Check every line below for the word "tangential" and copy the ones that have it.

>> Start

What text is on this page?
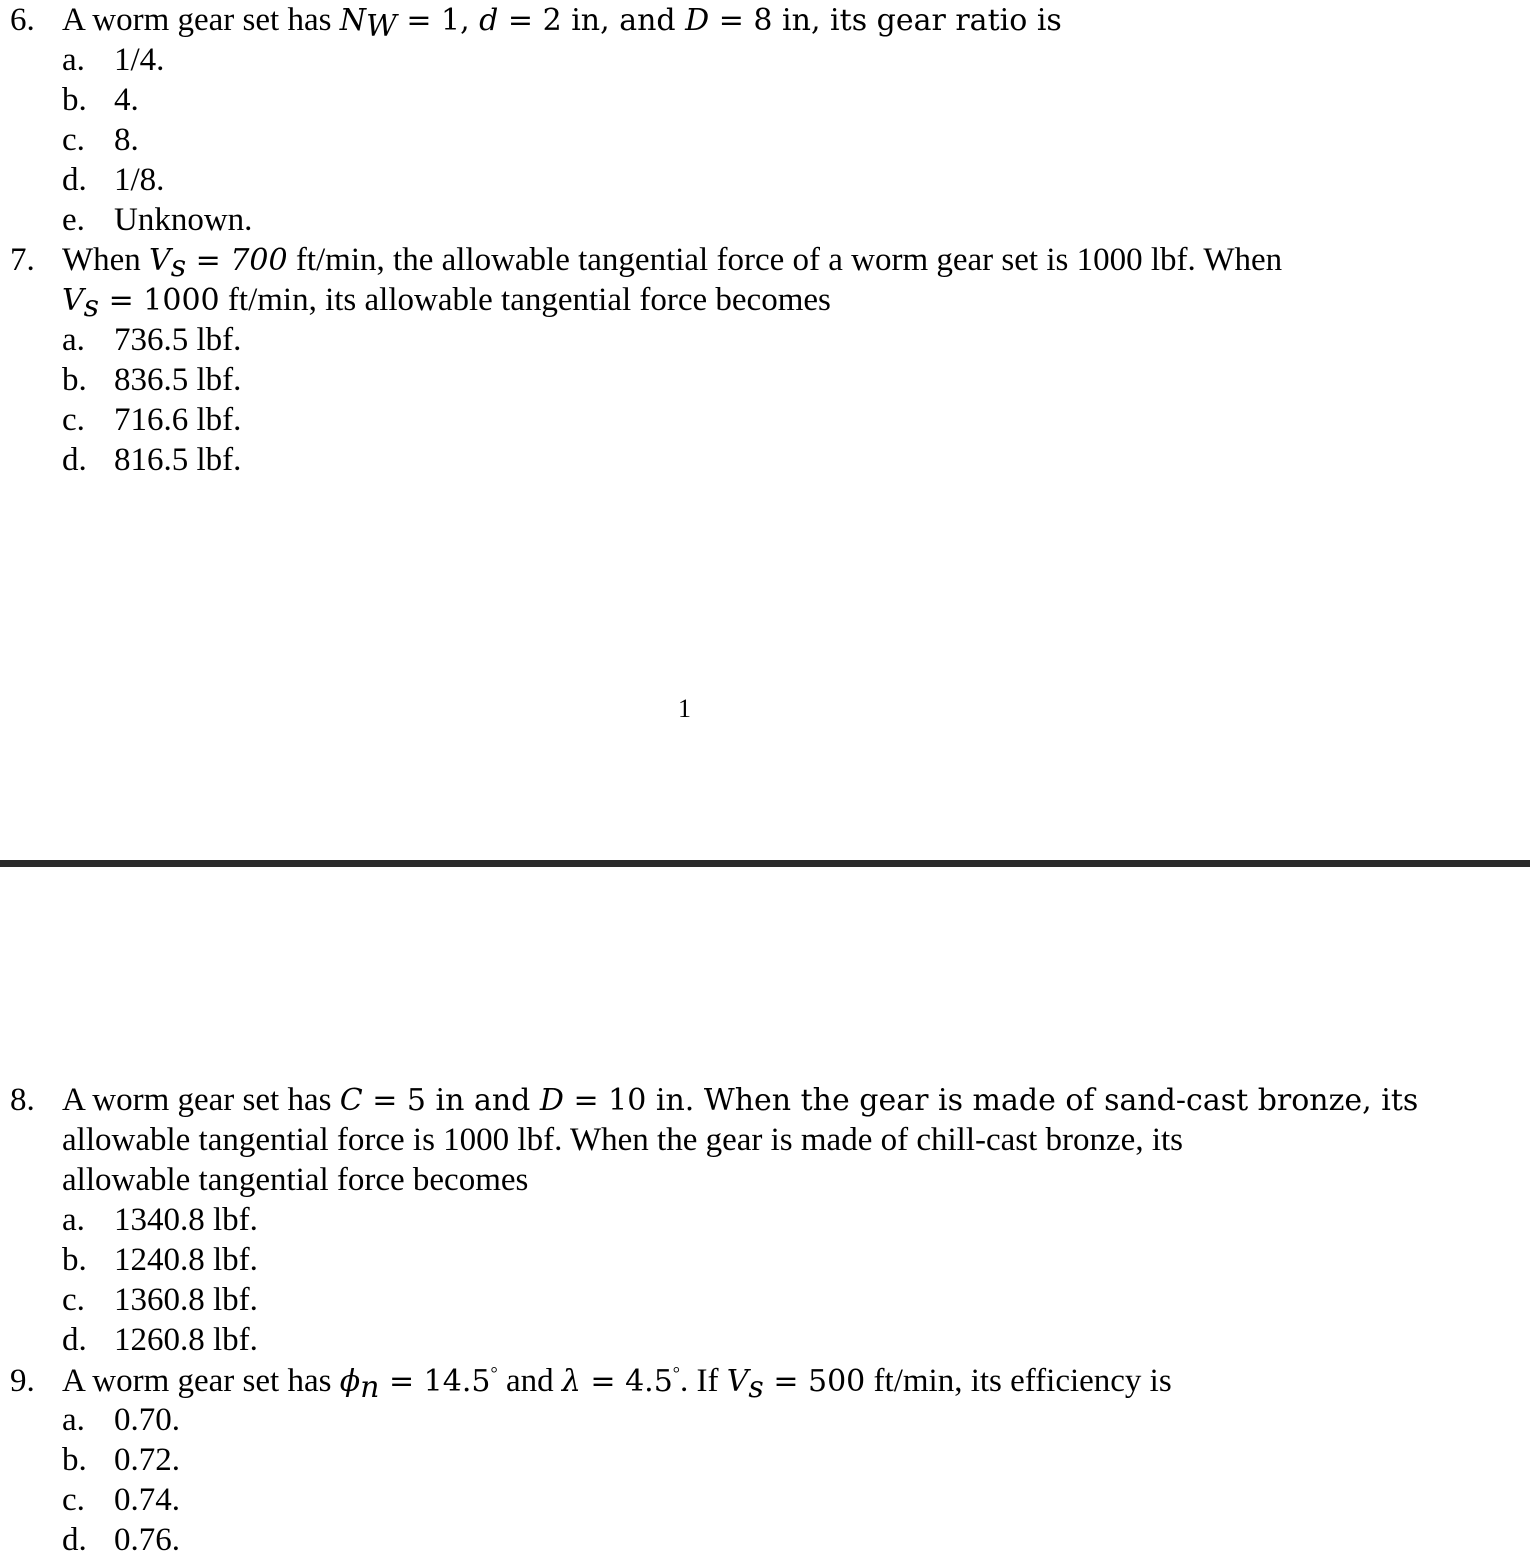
6. A worm gear set has $N_W = 1$, d = 2 in, and D = 8 in, its gear ratio is
a. 1/4.
b. 4.
c. 8.
d. 1/8.
e. Unknown.
7. When $V_s = 700$ ft/min, the allowable tangential force of a worm gear set is 1000 lbf. When
$V_s = 1000$ ft/min, its allowable tangential force becomes
a. 736.5 lbf.
b. 836.5 lbf.
c. 716.6 lbf.
d. 816.5 lbf.
1
8. A worm gear set has C = 5 in and D = 10 in. When the gear is made of sand-cast bronze, its
allowable tangential force is 1000 lbf. When the gear is made of chill-cast bronze, its
allowable tangential force becomes
a. 1340.8 lbf.
b. 1240.8 lbf.
c. 1360.8 lbf.
d. 1260.8 lbf.
9. A worm gear set has $\phi_n = 14.5^\circ$ and λ = 4.5°. If $V_s = 500$ ft/min, its efficiency is
a. 0.70.
b. 0.72.
c. 0.74.
d. 0.76.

>> End

**Correct output:**
7. When $V_s = 700$ ft/min, the allowable tangential force of a worm gear set is 1000 lbf. When
$V_s = 1000$ ft/min, its allowable tangential force becomes
allowable tangential force is 1000 lbf. When the gear is made of chill-cast bronze, its
allowable tangential force becomes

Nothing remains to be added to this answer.